◆ **Record list**
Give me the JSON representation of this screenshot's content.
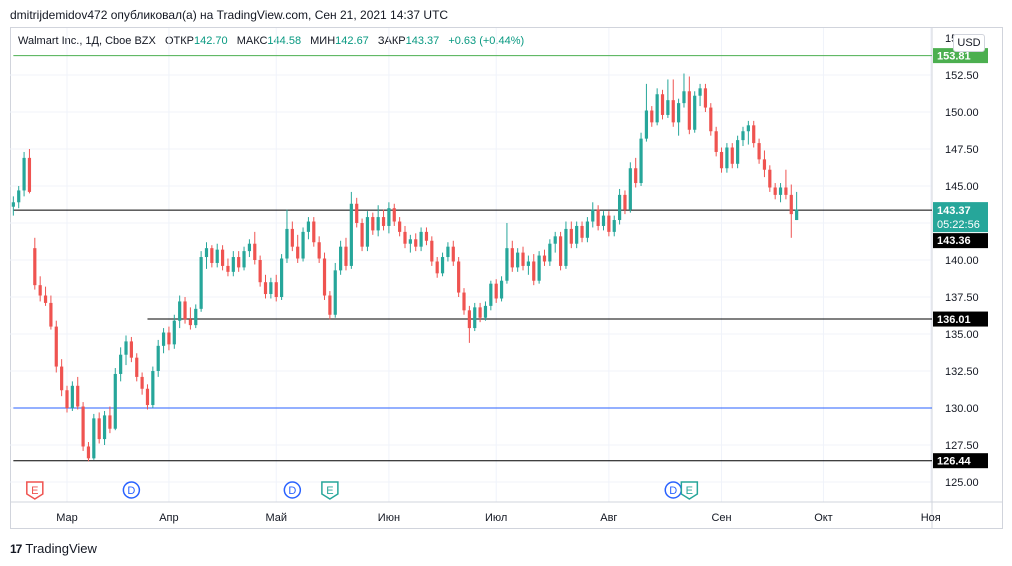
{
  "header": {
    "publisher_line": "dmitrijdemidov472 опубликовал(а) на TradingView.com, Сен 21, 2021 14:37 UTC"
  },
  "legend": {
    "symbol": "Walmart Inc., 1Д, Cboe BZX",
    "open_label": "ОТКР",
    "open": "142.70",
    "high_label": "МАКС",
    "high": "144.58",
    "low_label": "МИН",
    "low": "142.67",
    "close_label": "ЗАКР",
    "close": "143.37",
    "change": "+0.63 (+0.44%)"
  },
  "currency": "USD",
  "footer": {
    "brand": "TradingView"
  },
  "colors": {
    "up": "#26a69a",
    "down": "#ef5350",
    "green_line": "#4caf50",
    "blue_line": "#2962ff",
    "black_line": "#000000"
  },
  "chart_data": {
    "type": "candlestick",
    "y_ticks": [
      "125.00",
      "127.50",
      "130.00",
      "132.50",
      "135.00",
      "137.50",
      "140.00",
      "142.50",
      "145.00",
      "147.50",
      "150.00",
      "152.50"
    ],
    "y_top_partial": "15",
    "ylim": [
      123.3,
      155.3
    ],
    "x_ticks": [
      {
        "label": "Мар",
        "t": 0
      },
      {
        "label": "Апр",
        "t": 19
      },
      {
        "label": "Май",
        "t": 39
      },
      {
        "label": "Июн",
        "t": 60
      },
      {
        "label": "Июл",
        "t": 80
      },
      {
        "label": "Авг",
        "t": 101
      },
      {
        "label": "Сен",
        "t": 122
      },
      {
        "label": "Окт",
        "t": 141
      },
      {
        "label": "Ноя",
        "t": 161
      }
    ],
    "horizontal_lines": [
      {
        "price": 153.81,
        "label": "153.81",
        "color": "green",
        "x_from": -10
      },
      {
        "price": 143.37,
        "label": "143.36",
        "color": "black",
        "x_from": -10
      },
      {
        "price": 136.01,
        "label": "136.01",
        "color": "black",
        "x_from": 15
      },
      {
        "price": 130.0,
        "label": "",
        "color": "blue",
        "x_from": -10
      },
      {
        "price": 126.44,
        "label": "126.44",
        "color": "black",
        "x_from": -10
      }
    ],
    "last_price": {
      "price": 143.37,
      "label": "143.37",
      "countdown": "05:22:56"
    },
    "events": [
      {
        "type": "E",
        "t": -6,
        "color": "down"
      },
      {
        "type": "D",
        "t": 12,
        "color": "blue"
      },
      {
        "type": "D",
        "t": 42,
        "color": "blue"
      },
      {
        "type": "E",
        "t": 49,
        "color": "up"
      },
      {
        "type": "D",
        "t": 113,
        "color": "blue"
      },
      {
        "type": "E",
        "t": 116,
        "color": "up"
      }
    ],
    "candles": [
      {
        "t": -10,
        "o": 143.6,
        "h": 144.3,
        "l": 143.0,
        "c": 143.9
      },
      {
        "t": -9,
        "o": 143.9,
        "h": 145.0,
        "l": 143.5,
        "c": 144.7
      },
      {
        "t": -8,
        "o": 144.7,
        "h": 147.3,
        "l": 144.3,
        "c": 146.9
      },
      {
        "t": -7,
        "o": 146.9,
        "h": 147.5,
        "l": 144.5,
        "c": 144.6
      },
      {
        "t": -6,
        "o": 140.8,
        "h": 141.5,
        "l": 138.0,
        "c": 138.3
      },
      {
        "t": -5,
        "o": 138.3,
        "h": 138.9,
        "l": 137.2,
        "c": 137.6
      },
      {
        "t": -4,
        "o": 137.6,
        "h": 138.2,
        "l": 136.9,
        "c": 137.1
      },
      {
        "t": -3,
        "o": 137.1,
        "h": 137.6,
        "l": 135.3,
        "c": 135.5
      },
      {
        "t": -2,
        "o": 135.5,
        "h": 135.9,
        "l": 132.4,
        "c": 132.8
      },
      {
        "t": -1,
        "o": 132.8,
        "h": 133.3,
        "l": 130.8,
        "c": 131.2
      },
      {
        "t": 0,
        "o": 131.2,
        "h": 131.5,
        "l": 129.7,
        "c": 130.0
      },
      {
        "t": 1,
        "o": 130.0,
        "h": 131.8,
        "l": 129.8,
        "c": 131.5
      },
      {
        "t": 2,
        "o": 131.5,
        "h": 132.1,
        "l": 129.9,
        "c": 130.1
      },
      {
        "t": 3,
        "o": 130.1,
        "h": 130.4,
        "l": 127.1,
        "c": 127.4
      },
      {
        "t": 4,
        "o": 127.4,
        "h": 127.7,
        "l": 126.4,
        "c": 126.6
      },
      {
        "t": 5,
        "o": 126.6,
        "h": 129.6,
        "l": 126.5,
        "c": 129.3
      },
      {
        "t": 6,
        "o": 129.3,
        "h": 129.7,
        "l": 127.6,
        "c": 127.9
      },
      {
        "t": 7,
        "o": 127.9,
        "h": 129.8,
        "l": 127.5,
        "c": 129.5
      },
      {
        "t": 8,
        "o": 129.5,
        "h": 130.1,
        "l": 128.3,
        "c": 128.6
      },
      {
        "t": 9,
        "o": 128.6,
        "h": 132.7,
        "l": 128.5,
        "c": 132.3
      },
      {
        "t": 10,
        "o": 132.3,
        "h": 134.1,
        "l": 131.8,
        "c": 133.6
      },
      {
        "t": 11,
        "o": 133.6,
        "h": 134.9,
        "l": 132.9,
        "c": 134.5
      },
      {
        "t": 12,
        "o": 134.5,
        "h": 134.8,
        "l": 133.1,
        "c": 133.4
      },
      {
        "t": 13,
        "o": 133.4,
        "h": 133.7,
        "l": 131.8,
        "c": 132.1
      },
      {
        "t": 14,
        "o": 132.1,
        "h": 132.4,
        "l": 130.9,
        "c": 131.3
      },
      {
        "t": 15,
        "o": 131.3,
        "h": 131.6,
        "l": 129.9,
        "c": 130.2
      },
      {
        "t": 16,
        "o": 130.2,
        "h": 132.8,
        "l": 130.0,
        "c": 132.5
      },
      {
        "t": 17,
        "o": 132.5,
        "h": 134.6,
        "l": 132.1,
        "c": 134.2
      },
      {
        "t": 18,
        "o": 134.2,
        "h": 135.4,
        "l": 133.7,
        "c": 135.1
      },
      {
        "t": 19,
        "o": 135.1,
        "h": 135.5,
        "l": 133.9,
        "c": 134.3
      },
      {
        "t": 20,
        "o": 134.3,
        "h": 136.3,
        "l": 134.0,
        "c": 135.9
      },
      {
        "t": 21,
        "o": 135.9,
        "h": 137.6,
        "l": 135.4,
        "c": 137.2
      },
      {
        "t": 22,
        "o": 137.2,
        "h": 137.5,
        "l": 135.7,
        "c": 136.0
      },
      {
        "t": 23,
        "o": 136.0,
        "h": 136.8,
        "l": 135.3,
        "c": 135.6
      },
      {
        "t": 24,
        "o": 135.6,
        "h": 137.0,
        "l": 135.4,
        "c": 136.7
      },
      {
        "t": 25,
        "o": 136.7,
        "h": 140.6,
        "l": 136.5,
        "c": 140.2
      },
      {
        "t": 26,
        "o": 140.2,
        "h": 141.2,
        "l": 139.4,
        "c": 140.8
      },
      {
        "t": 27,
        "o": 140.8,
        "h": 141.0,
        "l": 139.5,
        "c": 139.8
      },
      {
        "t": 28,
        "o": 139.8,
        "h": 141.1,
        "l": 139.5,
        "c": 140.7
      },
      {
        "t": 29,
        "o": 140.7,
        "h": 141.0,
        "l": 139.3,
        "c": 139.6
      },
      {
        "t": 30,
        "o": 139.6,
        "h": 140.1,
        "l": 138.9,
        "c": 139.2
      },
      {
        "t": 31,
        "o": 139.2,
        "h": 140.6,
        "l": 138.9,
        "c": 140.2
      },
      {
        "t": 32,
        "o": 140.2,
        "h": 140.6,
        "l": 139.2,
        "c": 139.5
      },
      {
        "t": 33,
        "o": 139.5,
        "h": 140.9,
        "l": 139.3,
        "c": 140.6
      },
      {
        "t": 34,
        "o": 140.6,
        "h": 141.4,
        "l": 140.2,
        "c": 141.1
      },
      {
        "t": 35,
        "o": 141.1,
        "h": 141.9,
        "l": 139.7,
        "c": 140.0
      },
      {
        "t": 36,
        "o": 140.0,
        "h": 140.3,
        "l": 138.2,
        "c": 138.5
      },
      {
        "t": 37,
        "o": 138.5,
        "h": 139.0,
        "l": 137.4,
        "c": 137.7
      },
      {
        "t": 38,
        "o": 137.7,
        "h": 138.8,
        "l": 137.4,
        "c": 138.5
      },
      {
        "t": 39,
        "o": 138.5,
        "h": 139.0,
        "l": 137.2,
        "c": 137.5
      },
      {
        "t": 40,
        "o": 137.5,
        "h": 140.4,
        "l": 137.3,
        "c": 140.1
      },
      {
        "t": 41,
        "o": 140.1,
        "h": 143.4,
        "l": 139.8,
        "c": 142.1
      },
      {
        "t": 42,
        "o": 142.1,
        "h": 142.6,
        "l": 140.6,
        "c": 140.9
      },
      {
        "t": 43,
        "o": 140.9,
        "h": 141.7,
        "l": 139.8,
        "c": 140.1
      },
      {
        "t": 44,
        "o": 140.1,
        "h": 142.2,
        "l": 139.9,
        "c": 141.9
      },
      {
        "t": 45,
        "o": 141.9,
        "h": 142.9,
        "l": 141.4,
        "c": 142.6
      },
      {
        "t": 46,
        "o": 142.6,
        "h": 142.9,
        "l": 140.9,
        "c": 141.2
      },
      {
        "t": 47,
        "o": 141.2,
        "h": 141.6,
        "l": 139.8,
        "c": 140.1
      },
      {
        "t": 48,
        "o": 140.1,
        "h": 140.5,
        "l": 137.3,
        "c": 137.6
      },
      {
        "t": 49,
        "o": 137.6,
        "h": 137.9,
        "l": 136.0,
        "c": 136.3
      },
      {
        "t": 50,
        "o": 136.3,
        "h": 139.8,
        "l": 136.1,
        "c": 139.3
      },
      {
        "t": 51,
        "o": 139.3,
        "h": 141.3,
        "l": 139.0,
        "c": 140.9
      },
      {
        "t": 52,
        "o": 140.9,
        "h": 141.5,
        "l": 139.3,
        "c": 139.6
      },
      {
        "t": 53,
        "o": 139.6,
        "h": 144.6,
        "l": 139.4,
        "c": 143.8
      },
      {
        "t": 54,
        "o": 143.8,
        "h": 144.2,
        "l": 142.2,
        "c": 142.5
      },
      {
        "t": 55,
        "o": 142.5,
        "h": 142.8,
        "l": 140.6,
        "c": 140.9
      },
      {
        "t": 56,
        "o": 140.9,
        "h": 143.3,
        "l": 140.6,
        "c": 142.9
      },
      {
        "t": 57,
        "o": 142.9,
        "h": 143.2,
        "l": 141.7,
        "c": 142.0
      },
      {
        "t": 58,
        "o": 142.0,
        "h": 143.7,
        "l": 141.6,
        "c": 142.9
      },
      {
        "t": 59,
        "o": 142.9,
        "h": 143.4,
        "l": 142.0,
        "c": 142.3
      },
      {
        "t": 60,
        "o": 142.3,
        "h": 143.9,
        "l": 141.8,
        "c": 143.5
      },
      {
        "t": 61,
        "o": 143.5,
        "h": 143.8,
        "l": 142.3,
        "c": 142.6
      },
      {
        "t": 62,
        "o": 142.6,
        "h": 142.9,
        "l": 141.6,
        "c": 141.9
      },
      {
        "t": 63,
        "o": 141.9,
        "h": 142.3,
        "l": 140.8,
        "c": 141.1
      },
      {
        "t": 64,
        "o": 141.1,
        "h": 141.7,
        "l": 140.5,
        "c": 141.4
      },
      {
        "t": 65,
        "o": 141.4,
        "h": 141.8,
        "l": 140.6,
        "c": 140.9
      },
      {
        "t": 66,
        "o": 140.9,
        "h": 142.2,
        "l": 140.6,
        "c": 141.9
      },
      {
        "t": 67,
        "o": 141.9,
        "h": 142.2,
        "l": 141.0,
        "c": 141.3
      },
      {
        "t": 68,
        "o": 141.3,
        "h": 141.6,
        "l": 139.6,
        "c": 139.9
      },
      {
        "t": 69,
        "o": 139.9,
        "h": 140.2,
        "l": 138.8,
        "c": 139.1
      },
      {
        "t": 70,
        "o": 139.1,
        "h": 140.5,
        "l": 138.9,
        "c": 140.2
      },
      {
        "t": 71,
        "o": 140.2,
        "h": 141.2,
        "l": 139.9,
        "c": 140.9
      },
      {
        "t": 72,
        "o": 140.9,
        "h": 141.3,
        "l": 139.6,
        "c": 139.9
      },
      {
        "t": 73,
        "o": 139.9,
        "h": 140.2,
        "l": 137.5,
        "c": 137.8
      },
      {
        "t": 74,
        "o": 137.8,
        "h": 138.1,
        "l": 136.3,
        "c": 136.6
      },
      {
        "t": 75,
        "o": 136.6,
        "h": 136.9,
        "l": 134.4,
        "c": 135.4
      },
      {
        "t": 76,
        "o": 135.4,
        "h": 137.1,
        "l": 135.2,
        "c": 136.8
      },
      {
        "t": 77,
        "o": 136.8,
        "h": 137.1,
        "l": 135.8,
        "c": 136.1
      },
      {
        "t": 78,
        "o": 136.1,
        "h": 137.2,
        "l": 135.9,
        "c": 136.9
      },
      {
        "t": 79,
        "o": 136.9,
        "h": 138.6,
        "l": 136.6,
        "c": 138.4
      },
      {
        "t": 80,
        "o": 138.4,
        "h": 138.7,
        "l": 137.1,
        "c": 137.4
      },
      {
        "t": 81,
        "o": 137.4,
        "h": 138.9,
        "l": 137.2,
        "c": 138.6
      },
      {
        "t": 82,
        "o": 138.6,
        "h": 142.5,
        "l": 138.4,
        "c": 140.8
      },
      {
        "t": 83,
        "o": 140.8,
        "h": 141.3,
        "l": 139.2,
        "c": 139.5
      },
      {
        "t": 84,
        "o": 139.5,
        "h": 140.8,
        "l": 139.2,
        "c": 140.5
      },
      {
        "t": 85,
        "o": 140.5,
        "h": 140.9,
        "l": 139.3,
        "c": 139.6
      },
      {
        "t": 86,
        "o": 139.6,
        "h": 140.3,
        "l": 139.0,
        "c": 139.9
      },
      {
        "t": 87,
        "o": 139.9,
        "h": 140.4,
        "l": 138.3,
        "c": 138.6
      },
      {
        "t": 88,
        "o": 138.6,
        "h": 140.6,
        "l": 138.4,
        "c": 140.3
      },
      {
        "t": 89,
        "o": 140.3,
        "h": 140.7,
        "l": 139.6,
        "c": 139.9
      },
      {
        "t": 90,
        "o": 139.9,
        "h": 141.4,
        "l": 139.6,
        "c": 141.1
      },
      {
        "t": 91,
        "o": 141.1,
        "h": 141.9,
        "l": 140.5,
        "c": 141.6
      },
      {
        "t": 92,
        "o": 141.6,
        "h": 141.9,
        "l": 139.3,
        "c": 139.6
      },
      {
        "t": 93,
        "o": 139.6,
        "h": 142.6,
        "l": 139.4,
        "c": 142.1
      },
      {
        "t": 94,
        "o": 142.1,
        "h": 142.6,
        "l": 140.8,
        "c": 141.1
      },
      {
        "t": 95,
        "o": 141.1,
        "h": 142.6,
        "l": 140.8,
        "c": 142.3
      },
      {
        "t": 96,
        "o": 142.3,
        "h": 142.6,
        "l": 141.2,
        "c": 141.5
      },
      {
        "t": 97,
        "o": 141.5,
        "h": 142.9,
        "l": 141.2,
        "c": 142.6
      },
      {
        "t": 98,
        "o": 142.6,
        "h": 143.9,
        "l": 142.2,
        "c": 143.4
      },
      {
        "t": 99,
        "o": 143.4,
        "h": 143.7,
        "l": 142.0,
        "c": 142.3
      },
      {
        "t": 100,
        "o": 142.3,
        "h": 143.3,
        "l": 142.0,
        "c": 143.0
      },
      {
        "t": 101,
        "o": 143.0,
        "h": 143.3,
        "l": 141.6,
        "c": 141.9
      },
      {
        "t": 102,
        "o": 141.9,
        "h": 143.0,
        "l": 141.6,
        "c": 142.7
      },
      {
        "t": 103,
        "o": 142.7,
        "h": 144.8,
        "l": 142.4,
        "c": 144.4
      },
      {
        "t": 104,
        "o": 144.4,
        "h": 144.7,
        "l": 143.1,
        "c": 143.4
      },
      {
        "t": 105,
        "o": 143.4,
        "h": 146.6,
        "l": 143.2,
        "c": 146.2
      },
      {
        "t": 106,
        "o": 146.2,
        "h": 146.9,
        "l": 144.9,
        "c": 145.2
      },
      {
        "t": 107,
        "o": 145.2,
        "h": 148.6,
        "l": 145.0,
        "c": 148.2
      },
      {
        "t": 108,
        "o": 148.2,
        "h": 151.9,
        "l": 148.0,
        "c": 150.1
      },
      {
        "t": 109,
        "o": 150.1,
        "h": 150.4,
        "l": 149.0,
        "c": 149.3
      },
      {
        "t": 110,
        "o": 149.3,
        "h": 151.6,
        "l": 149.1,
        "c": 151.2
      },
      {
        "t": 111,
        "o": 151.2,
        "h": 151.5,
        "l": 149.5,
        "c": 149.8
      },
      {
        "t": 112,
        "o": 149.8,
        "h": 152.2,
        "l": 149.6,
        "c": 150.8
      },
      {
        "t": 113,
        "o": 150.8,
        "h": 152.2,
        "l": 149.0,
        "c": 149.3
      },
      {
        "t": 114,
        "o": 149.3,
        "h": 150.9,
        "l": 148.4,
        "c": 150.6
      },
      {
        "t": 115,
        "o": 150.6,
        "h": 152.6,
        "l": 150.3,
        "c": 151.4
      },
      {
        "t": 116,
        "o": 151.4,
        "h": 152.4,
        "l": 148.5,
        "c": 148.8
      },
      {
        "t": 117,
        "o": 148.8,
        "h": 151.4,
        "l": 148.6,
        "c": 151.1
      },
      {
        "t": 118,
        "o": 151.1,
        "h": 151.9,
        "l": 150.4,
        "c": 151.6
      },
      {
        "t": 119,
        "o": 151.6,
        "h": 151.9,
        "l": 150.0,
        "c": 150.3
      },
      {
        "t": 120,
        "o": 150.3,
        "h": 150.6,
        "l": 148.4,
        "c": 148.7
      },
      {
        "t": 121,
        "o": 148.7,
        "h": 149.0,
        "l": 147.0,
        "c": 147.3
      },
      {
        "t": 122,
        "o": 147.3,
        "h": 147.6,
        "l": 145.9,
        "c": 146.2
      },
      {
        "t": 123,
        "o": 146.2,
        "h": 147.9,
        "l": 145.9,
        "c": 147.6
      },
      {
        "t": 124,
        "o": 147.6,
        "h": 147.9,
        "l": 146.2,
        "c": 146.5
      },
      {
        "t": 125,
        "o": 146.5,
        "h": 148.4,
        "l": 146.2,
        "c": 148.1
      },
      {
        "t": 126,
        "o": 148.1,
        "h": 149.0,
        "l": 147.7,
        "c": 148.7
      },
      {
        "t": 127,
        "o": 148.7,
        "h": 149.4,
        "l": 147.8,
        "c": 149.1
      },
      {
        "t": 128,
        "o": 149.1,
        "h": 149.4,
        "l": 147.6,
        "c": 147.9
      },
      {
        "t": 129,
        "o": 147.9,
        "h": 148.2,
        "l": 146.5,
        "c": 146.8
      },
      {
        "t": 130,
        "o": 146.8,
        "h": 147.4,
        "l": 145.6,
        "c": 146.1
      },
      {
        "t": 131,
        "o": 146.1,
        "h": 146.4,
        "l": 144.6,
        "c": 144.9
      },
      {
        "t": 132,
        "o": 144.9,
        "h": 145.2,
        "l": 144.1,
        "c": 144.4
      },
      {
        "t": 133,
        "o": 144.4,
        "h": 145.2,
        "l": 143.9,
        "c": 144.9
      },
      {
        "t": 134,
        "o": 144.9,
        "h": 146.1,
        "l": 144.1,
        "c": 144.4
      },
      {
        "t": 135,
        "o": 144.4,
        "h": 145.1,
        "l": 141.5,
        "c": 143.1
      },
      {
        "t": 136,
        "o": 142.7,
        "h": 144.6,
        "l": 142.7,
        "c": 143.4
      }
    ]
  }
}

◆ **Given instruction**
Copy each line above that contains the word "TradingView".

◆ **Finished task**
    "publisher_line": "dmitrijdemidov472 опубликовал(а) на TradingView.com, Сен 21, 2021 14:37 UTC"
    "brand": "TradingView"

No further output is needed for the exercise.